In the material below, count the lines with the word "Retrieved" and state that number only.

Collection entries
►

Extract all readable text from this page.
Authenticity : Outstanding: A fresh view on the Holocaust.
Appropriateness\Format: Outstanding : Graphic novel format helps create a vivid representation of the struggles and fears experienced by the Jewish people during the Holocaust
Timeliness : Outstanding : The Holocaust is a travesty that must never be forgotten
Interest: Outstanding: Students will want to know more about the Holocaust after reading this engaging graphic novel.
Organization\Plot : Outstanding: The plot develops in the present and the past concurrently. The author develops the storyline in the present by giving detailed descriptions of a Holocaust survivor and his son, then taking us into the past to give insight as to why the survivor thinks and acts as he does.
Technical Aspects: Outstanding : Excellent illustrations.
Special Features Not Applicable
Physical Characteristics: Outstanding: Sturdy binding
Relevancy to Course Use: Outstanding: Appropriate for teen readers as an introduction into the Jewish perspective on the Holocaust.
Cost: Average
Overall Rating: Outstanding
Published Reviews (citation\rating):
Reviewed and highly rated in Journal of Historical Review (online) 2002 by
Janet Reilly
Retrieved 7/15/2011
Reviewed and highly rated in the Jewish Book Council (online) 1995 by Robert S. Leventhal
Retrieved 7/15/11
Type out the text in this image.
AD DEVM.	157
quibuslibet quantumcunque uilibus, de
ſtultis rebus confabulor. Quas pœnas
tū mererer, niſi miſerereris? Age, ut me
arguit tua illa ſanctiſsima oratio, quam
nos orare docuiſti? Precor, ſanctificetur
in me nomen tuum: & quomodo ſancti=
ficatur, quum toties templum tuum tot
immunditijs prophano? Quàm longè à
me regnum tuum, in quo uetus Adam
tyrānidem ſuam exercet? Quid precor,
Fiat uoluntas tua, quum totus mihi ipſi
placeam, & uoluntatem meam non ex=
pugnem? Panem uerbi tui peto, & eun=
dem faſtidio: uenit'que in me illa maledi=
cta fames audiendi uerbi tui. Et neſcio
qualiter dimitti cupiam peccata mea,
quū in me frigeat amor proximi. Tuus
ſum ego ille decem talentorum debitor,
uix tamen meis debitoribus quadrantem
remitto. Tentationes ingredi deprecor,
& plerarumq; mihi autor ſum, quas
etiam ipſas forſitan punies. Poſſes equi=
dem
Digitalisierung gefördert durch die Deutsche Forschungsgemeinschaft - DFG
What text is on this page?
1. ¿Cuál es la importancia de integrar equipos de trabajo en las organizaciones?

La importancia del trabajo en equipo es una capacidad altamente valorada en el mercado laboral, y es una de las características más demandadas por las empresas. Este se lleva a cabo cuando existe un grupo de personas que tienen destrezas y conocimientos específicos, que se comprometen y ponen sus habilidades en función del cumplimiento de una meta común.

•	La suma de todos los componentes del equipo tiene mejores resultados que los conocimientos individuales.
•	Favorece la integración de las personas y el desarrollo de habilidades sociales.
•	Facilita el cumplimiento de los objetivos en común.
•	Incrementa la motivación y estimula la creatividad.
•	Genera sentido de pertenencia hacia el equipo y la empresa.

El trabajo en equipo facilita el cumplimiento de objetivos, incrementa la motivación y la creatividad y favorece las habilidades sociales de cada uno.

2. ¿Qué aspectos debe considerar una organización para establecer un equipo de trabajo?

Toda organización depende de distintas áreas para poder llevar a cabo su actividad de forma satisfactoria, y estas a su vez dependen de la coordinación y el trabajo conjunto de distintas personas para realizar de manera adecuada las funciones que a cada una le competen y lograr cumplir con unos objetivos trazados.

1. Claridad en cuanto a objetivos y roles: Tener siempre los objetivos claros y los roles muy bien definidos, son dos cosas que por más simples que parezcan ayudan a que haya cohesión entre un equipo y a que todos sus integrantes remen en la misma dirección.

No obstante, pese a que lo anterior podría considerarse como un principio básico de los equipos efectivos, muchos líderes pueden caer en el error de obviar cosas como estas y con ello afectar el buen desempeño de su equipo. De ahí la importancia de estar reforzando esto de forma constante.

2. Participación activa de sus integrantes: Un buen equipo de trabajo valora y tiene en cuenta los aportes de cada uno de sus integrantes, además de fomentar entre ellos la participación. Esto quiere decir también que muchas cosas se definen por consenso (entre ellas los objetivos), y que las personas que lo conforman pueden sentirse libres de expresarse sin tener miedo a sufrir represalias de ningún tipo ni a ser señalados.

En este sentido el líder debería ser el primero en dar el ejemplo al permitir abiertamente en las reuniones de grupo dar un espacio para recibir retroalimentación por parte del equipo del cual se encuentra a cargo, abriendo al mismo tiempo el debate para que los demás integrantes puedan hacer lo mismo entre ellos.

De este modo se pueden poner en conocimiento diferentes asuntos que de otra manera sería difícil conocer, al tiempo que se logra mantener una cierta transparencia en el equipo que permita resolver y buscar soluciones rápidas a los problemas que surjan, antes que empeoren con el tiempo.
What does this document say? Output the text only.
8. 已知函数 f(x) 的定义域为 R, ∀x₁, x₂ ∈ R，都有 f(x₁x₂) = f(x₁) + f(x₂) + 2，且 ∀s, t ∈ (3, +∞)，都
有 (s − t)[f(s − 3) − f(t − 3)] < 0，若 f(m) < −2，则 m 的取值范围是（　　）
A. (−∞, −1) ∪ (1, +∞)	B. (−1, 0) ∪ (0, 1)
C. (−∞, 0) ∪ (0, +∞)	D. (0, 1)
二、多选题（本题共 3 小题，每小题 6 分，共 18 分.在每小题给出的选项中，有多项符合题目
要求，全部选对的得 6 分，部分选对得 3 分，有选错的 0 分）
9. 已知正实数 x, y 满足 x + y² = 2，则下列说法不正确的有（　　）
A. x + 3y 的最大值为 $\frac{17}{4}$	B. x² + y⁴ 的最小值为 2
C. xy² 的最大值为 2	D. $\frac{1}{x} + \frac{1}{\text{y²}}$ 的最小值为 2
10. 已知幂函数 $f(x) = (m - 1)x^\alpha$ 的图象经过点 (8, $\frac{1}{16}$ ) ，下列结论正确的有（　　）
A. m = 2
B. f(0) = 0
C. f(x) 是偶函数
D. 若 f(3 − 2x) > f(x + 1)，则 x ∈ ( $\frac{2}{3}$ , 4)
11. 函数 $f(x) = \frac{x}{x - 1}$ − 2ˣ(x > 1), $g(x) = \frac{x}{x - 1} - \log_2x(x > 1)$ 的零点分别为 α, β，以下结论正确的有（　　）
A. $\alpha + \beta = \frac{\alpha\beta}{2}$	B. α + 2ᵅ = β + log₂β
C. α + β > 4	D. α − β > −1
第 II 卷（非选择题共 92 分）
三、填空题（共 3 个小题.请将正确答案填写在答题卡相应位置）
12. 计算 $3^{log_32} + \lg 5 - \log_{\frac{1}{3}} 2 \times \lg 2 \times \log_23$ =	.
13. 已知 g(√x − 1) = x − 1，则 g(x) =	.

◄

EXERCISE ANSWER.
2